Work to be completed: Set down each entry from the block beneath, exactly as written.

** Begin Provided records **

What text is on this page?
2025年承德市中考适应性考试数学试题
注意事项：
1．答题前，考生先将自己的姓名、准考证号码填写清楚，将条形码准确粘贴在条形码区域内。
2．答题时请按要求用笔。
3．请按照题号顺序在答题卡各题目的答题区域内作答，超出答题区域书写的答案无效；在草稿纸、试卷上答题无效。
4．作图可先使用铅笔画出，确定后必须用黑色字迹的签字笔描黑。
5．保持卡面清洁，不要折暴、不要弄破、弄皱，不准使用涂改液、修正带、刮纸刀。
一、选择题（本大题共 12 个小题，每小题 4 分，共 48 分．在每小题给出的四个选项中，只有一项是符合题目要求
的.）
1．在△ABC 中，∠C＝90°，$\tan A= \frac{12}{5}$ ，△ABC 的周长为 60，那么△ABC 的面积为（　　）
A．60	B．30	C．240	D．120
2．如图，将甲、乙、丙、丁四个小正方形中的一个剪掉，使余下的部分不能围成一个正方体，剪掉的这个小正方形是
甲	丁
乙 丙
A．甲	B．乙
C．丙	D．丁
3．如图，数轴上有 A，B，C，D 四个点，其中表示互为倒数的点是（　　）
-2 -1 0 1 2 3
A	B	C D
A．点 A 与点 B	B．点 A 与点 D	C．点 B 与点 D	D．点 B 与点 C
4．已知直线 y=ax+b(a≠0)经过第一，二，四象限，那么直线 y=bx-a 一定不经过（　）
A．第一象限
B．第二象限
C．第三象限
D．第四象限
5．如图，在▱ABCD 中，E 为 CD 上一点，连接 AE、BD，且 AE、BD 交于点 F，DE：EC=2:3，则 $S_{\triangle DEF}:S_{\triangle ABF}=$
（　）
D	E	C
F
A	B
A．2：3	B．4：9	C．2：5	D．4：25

** End Provided records **

Final result:
What text is on this page?
2025年承德市中考适应性考试数学试题
注意事项：
1．答题前，考生先将自己的姓名、准考证号码填写清楚，将条形码准确粘贴在条形码区域内。
2．答题时请按要求用笔。
3．请按照题号顺序在答题卡各题目的答题区域内作答，超出答题区域书写的答案无效；在草稿纸、试卷上答题无效。
4．作图可先使用铅笔画出，确定后必须用黑色字迹的签字笔描黑。
5．保持卡面清洁，不要折暴、不要弄破、弄皱，不准使用涂改液、修正带、刮纸刀。
一、选择题（本大题共 12 个小题，每小题 4 分，共 48 分．在每小题给出的四个选项中，只有一项是符合题目要求
的.）
1．在△ABC 中，∠C＝90°，$\tan A= \frac{12}{5}$ ，△ABC 的周长为 60，那么△ABC 的面积为（　　）
A．60	B．30	C．240	D．120
2．如图，将甲、乙、丙、丁四个小正方形中的一个剪掉，使余下的部分不能围成一个正方体，剪掉的这个小正方形是
甲	丁
乙 丙
A．甲	B．乙
C．丙	D．丁
3．如图，数轴上有 A，B，C，D 四个点，其中表示互为倒数的点是（　　）
-2 -1 0 1 2 3
A	B	C D
A．点 A 与点 B	B．点 A 与点 D	C．点 B 与点 D	D．点 B 与点 C
4．已知直线 y=ax+b(a≠0)经过第一，二，四象限，那么直线 y=bx-a 一定不经过（　）
A．第一象限
B．第二象限
C．第三象限
D．第四象限
5．如图，在▱ABCD 中，E 为 CD 上一点，连接 AE、BD，且 AE、BD 交于点 F，DE：EC=2:3，则 $S_{\triangle DEF}:S_{\triangle ABF}=$
（　）
D	E	C
F
A	B
A．2：3	B．4：9	C．2：5	D．4：25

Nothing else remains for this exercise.